▼▼▼
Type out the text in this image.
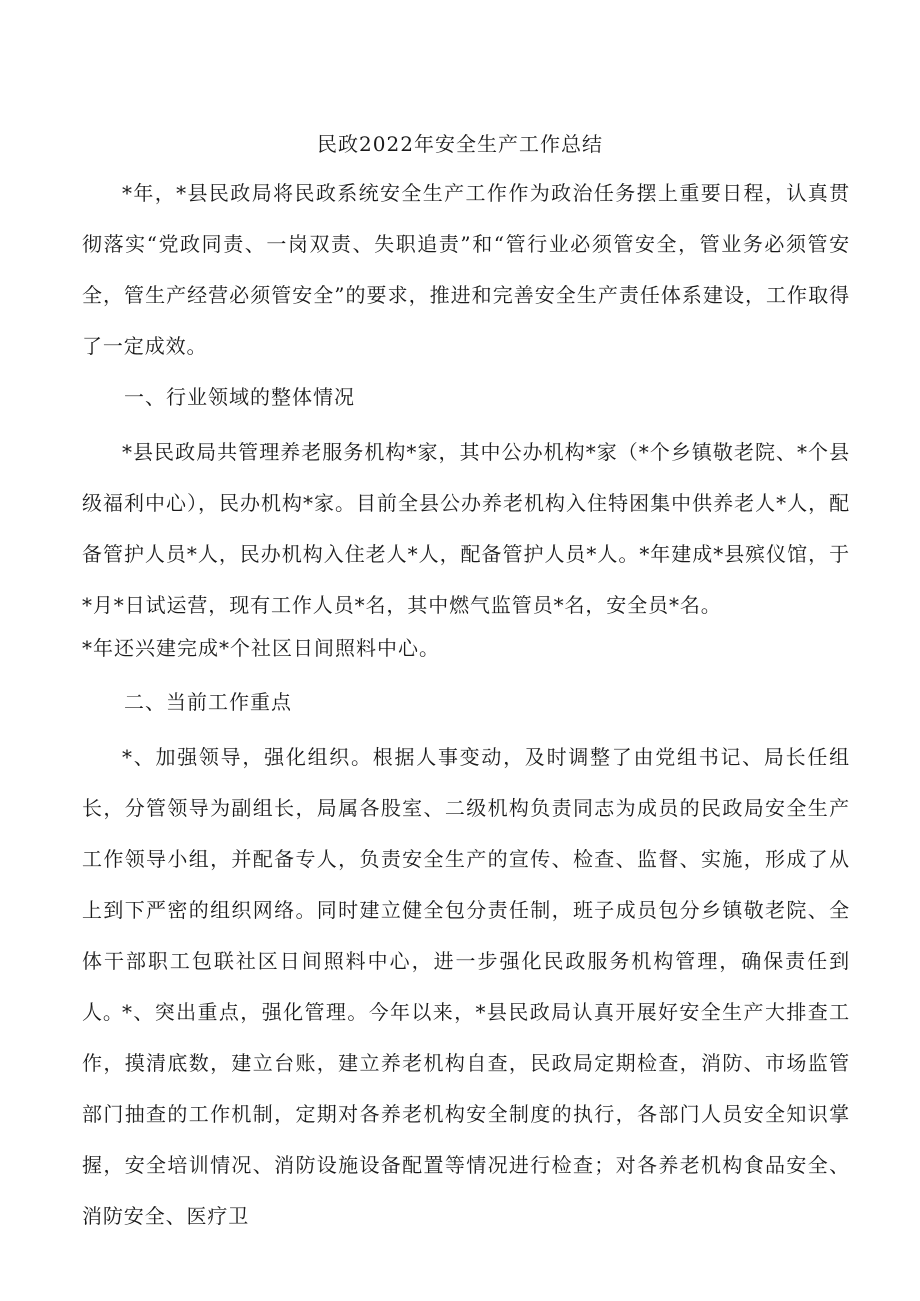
民政2022年安全生产工作总结
*年，*县民政局将民政系统安全生产工作作为政治任务摆上重要日程，认真贯彻落实“党政同责、一岗双责、失职追责”和“管行业必须管安全，管业务必须管安全，管生产经营必须管安全”的要求，推进和完善安全生产责任体系建设，工作取得了一定成效。
一、行业领域的整体情况
*县民政局共管理养老服务机构*家，其中公办机构*家（*个乡镇敬老院、*个县级福利中心），民办机构*家。目前全县公办养老机构入住特困集中供养老人*人，配备管护人员*人，民办机构入住老人*人，配备管护人员*人。*年建成*县殡仪馆，于*月*日试运营，现有工作人员*名，其中燃气监管员*名，安全员*名。
*年还兴建完成*个社区日间照料中心。
二、当前工作重点
*、加强领导，强化组织。根据人事变动，及时调整了由党组书记、局长任组长，分管领导为副组长，局属各股室、二级机构负责同志为成员的民政局安全生产工作领导小组，并配备专人，负责安全生产的宣传、检查、监督、实施，形成了从上到下严密的组织网络。同时建立健全包分责任制，班子成员包分乡镇敬老院、全体干部职工包联社区日间照料中心，进一步强化民政服务机构管理，确保责任到人。
*、突出重点，强化管理。今年以来，*县民政局认真开展好安全生产大排查工作，摸清底数，建立台账，建立养老机构自查，民政局定期检查，消防、市场监管部门抽查的工作机制，定期对各养老机构安全制度的执行，各部门人员安全知识掌握，安全培训情况、消防设施设备配置等情况进行检查；对各养老机构食品安全、消防安全、医疗卫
▲▲▲
▶ _Given instruction_:
The records above must be echoed exactly, minus their pictures.

▶ _Output below_:
Type out the text in this image.
民政2022年安全生产工作总结
*年，*县民政局将民政系统安全生产工作作为政治任务摆上重要日程，认真贯彻落实“党政同责、一岗双责、失职追责”和“管行业必须管安全，管业务必须管安全，管生产经营必须管安全”的要求，推进和完善安全生产责任体系建设，工作取得了一定成效。
一、行业领域的整体情况
*县民政局共管理养老服务机构*家，其中公办机构*家（*个乡镇敬老院、*个县级福利中心），民办机构*家。目前全县公办养老机构入住特困集中供养老人*人，配备管护人员*人，民办机构入住老人*人，配备管护人员*人。*年建成*县殡仪馆，于*月*日试运营，现有工作人员*名，其中燃气监管员*名，安全员*名。
*年还兴建完成*个社区日间照料中心。
二、当前工作重点
*、加强领导，强化组织。根据人事变动，及时调整了由党组书记、局长任组长，分管领导为副组长，局属各股室、二级机构负责同志为成员的民政局安全生产工作领导小组，并配备专人，负责安全生产的宣传、检查、监督、实施，形成了从上到下严密的组织网络。同时建立健全包分责任制，班子成员包分乡镇敬老院、全体干部职工包联社区日间照料中心，进一步强化民政服务机构管理，确保责任到人。
*、突出重点，强化管理。今年以来，*县民政局认真开展好安全生产大排查工作，摸清底数，建立台账，建立养老机构自查，民政局定期检查，消防、市场监管部门抽查的工作机制，定期对各养老机构安全制度的执行，各部门人员安全知识掌握，安全培训情况、消防设施设备配置等情况进行检查；对各养老机构食品安全、消防安全、医疗卫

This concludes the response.